#### [Exercise brief]
Filter the records below down to lines containing "format".

═══ Source records

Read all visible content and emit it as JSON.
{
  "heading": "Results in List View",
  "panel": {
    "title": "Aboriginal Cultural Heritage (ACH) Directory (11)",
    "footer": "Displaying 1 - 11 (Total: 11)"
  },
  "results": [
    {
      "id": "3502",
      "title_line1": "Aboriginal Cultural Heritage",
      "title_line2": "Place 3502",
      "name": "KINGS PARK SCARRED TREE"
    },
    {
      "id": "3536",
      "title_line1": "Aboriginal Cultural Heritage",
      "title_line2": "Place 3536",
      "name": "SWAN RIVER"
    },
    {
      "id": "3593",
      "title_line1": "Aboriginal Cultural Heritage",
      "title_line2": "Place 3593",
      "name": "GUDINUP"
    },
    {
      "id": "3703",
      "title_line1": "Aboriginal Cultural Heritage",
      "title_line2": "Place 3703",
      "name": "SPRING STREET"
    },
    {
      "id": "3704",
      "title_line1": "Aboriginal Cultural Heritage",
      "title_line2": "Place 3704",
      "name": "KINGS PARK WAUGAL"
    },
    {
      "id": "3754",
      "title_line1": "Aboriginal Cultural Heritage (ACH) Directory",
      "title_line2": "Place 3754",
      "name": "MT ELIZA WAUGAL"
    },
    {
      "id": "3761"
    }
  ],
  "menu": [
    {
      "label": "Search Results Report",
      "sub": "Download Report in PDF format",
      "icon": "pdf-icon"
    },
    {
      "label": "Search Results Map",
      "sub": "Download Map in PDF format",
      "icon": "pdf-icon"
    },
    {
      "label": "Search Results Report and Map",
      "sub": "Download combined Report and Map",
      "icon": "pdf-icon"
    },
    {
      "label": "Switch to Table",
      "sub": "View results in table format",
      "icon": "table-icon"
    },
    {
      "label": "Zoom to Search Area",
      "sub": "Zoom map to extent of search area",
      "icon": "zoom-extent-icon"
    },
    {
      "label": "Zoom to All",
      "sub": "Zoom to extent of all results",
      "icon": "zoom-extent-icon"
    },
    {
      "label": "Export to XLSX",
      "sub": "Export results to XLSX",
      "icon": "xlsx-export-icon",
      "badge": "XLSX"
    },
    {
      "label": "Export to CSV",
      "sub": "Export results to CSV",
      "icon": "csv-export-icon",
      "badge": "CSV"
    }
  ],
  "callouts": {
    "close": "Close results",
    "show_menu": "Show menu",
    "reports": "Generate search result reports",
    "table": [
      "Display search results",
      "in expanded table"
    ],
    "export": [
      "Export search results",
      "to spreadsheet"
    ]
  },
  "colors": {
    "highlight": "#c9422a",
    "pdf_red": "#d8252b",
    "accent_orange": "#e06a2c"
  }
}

══════

#### [Exercise answer]
      "sub": "Download Report in PDF format",
      "sub": "Download Map in PDF format",
      "sub": "View results in table format",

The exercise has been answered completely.